▸ REQUIRED TASK: Reproduce the material word for word; the images stay out.

Data records:
☆ ☆ ☆ ☆ ☆

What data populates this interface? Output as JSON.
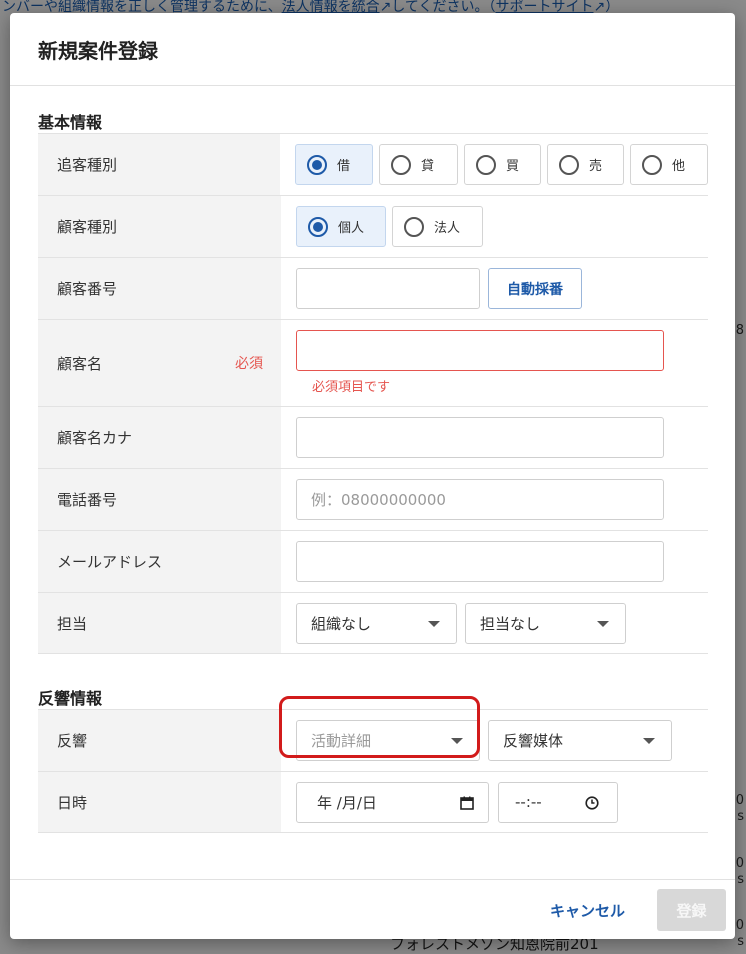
{
  "background": {
    "banner_prefix": "ンバーや組織情報を正しく管理するために、",
    "banner_link1": "法人情報を統合",
    "banner_mid": "してください。（",
    "banner_link2": "サポートサイト",
    "banner_suffix": "）",
    "bottom_text": "フォレストメゾン知恩院前201",
    "right_fragments": [
      ".8",
      "0",
      "s",
      "0",
      "s",
      "0",
      "s"
    ]
  },
  "modal": {
    "title": "新規案件登録",
    "sections": {
      "basic": "基本情報",
      "response": "反響情報"
    },
    "fields": {
      "tsuikyaku_label": "追客種別",
      "tsuikyaku_options": [
        "借",
        "貸",
        "買",
        "売",
        "他"
      ],
      "tsuikyaku_selected": "借",
      "customer_type_label": "顧客種別",
      "customer_type_options": [
        "個人",
        "法人"
      ],
      "customer_type_selected": "個人",
      "customer_no_label": "顧客番号",
      "customer_no_value": "",
      "auto_number_button": "自動採番",
      "customer_name_label": "顧客名",
      "required_badge": "必須",
      "customer_name_value": "",
      "customer_name_error": "必須項目です",
      "customer_kana_label": "顧客名カナ",
      "customer_kana_value": "",
      "phone_label": "電話番号",
      "phone_placeholder": "例：08000000000",
      "email_label": "メールアドレス",
      "email_value": "",
      "assignee_label": "担当",
      "org_select": "組織なし",
      "person_select": "担当なし",
      "response_label": "反響",
      "activity_detail_placeholder": "活動詳細",
      "response_media_select": "反響媒体",
      "datetime_label": "日時",
      "date_value": "年 /月/日",
      "time_value": "--:--"
    },
    "footer": {
      "cancel": "キャンセル",
      "submit": "登録"
    }
  },
  "colors": {
    "accent": "#1e5aa8",
    "error": "#e5554f",
    "highlight": "#d21b1b",
    "label_bg": "#f3f3f3"
  }
}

☆ ☆ ☆ ☆ ☆

▸ FINISHED EXERCISE:
What data populates this interface? Output as JSON.
{
  "background": {
    "banner_prefix": "ンバーや組織情報を正しく管理するために、",
    "banner_link1": "法人情報を統合",
    "banner_mid": "してください。（",
    "banner_link2": "サポートサイト",
    "banner_suffix": "）",
    "bottom_text": "フォレストメゾン知恩院前201",
    "right_fragments": [
      ".8",
      "0",
      "s",
      "0",
      "s",
      "0",
      "s"
    ]
  },
  "modal": {
    "title": "新規案件登録",
    "sections": {
      "basic": "基本情報",
      "response": "反響情報"
    },
    "fields": {
      "tsuikyaku_label": "追客種別",
      "tsuikyaku_options": [
        "借",
        "貸",
        "買",
        "売",
        "他"
      ],
      "tsuikyaku_selected": "借",
      "customer_type_label": "顧客種別",
      "customer_type_options": [
        "個人",
        "法人"
      ],
      "customer_type_selected": "個人",
      "customer_no_label": "顧客番号",
      "customer_no_value": "",
      "auto_number_button": "自動採番",
      "customer_name_label": "顧客名",
      "required_badge": "必須",
      "customer_name_value": "",
      "customer_name_error": "必須項目です",
      "customer_kana_label": "顧客名カナ",
      "customer_kana_value": "",
      "phone_label": "電話番号",
      "phone_placeholder": "例：08000000000",
      "email_label": "メールアドレス",
      "email_value": "",
      "assignee_label": "担当",
      "org_select": "組織なし",
      "person_select": "担当なし",
      "response_label": "反響",
      "activity_detail_placeholder": "活動詳細",
      "response_media_select": "反響媒体",
      "datetime_label": "日時",
      "date_value": "年 /月/日",
      "time_value": "--:--"
    },
    "footer": {
      "cancel": "キャンセル",
      "submit": "登録"
    }
  },
  "colors": {
    "accent": "#1e5aa8",
    "error": "#e5554f",
    "highlight": "#d21b1b",
    "label_bg": "#f3f3f3"
  }
}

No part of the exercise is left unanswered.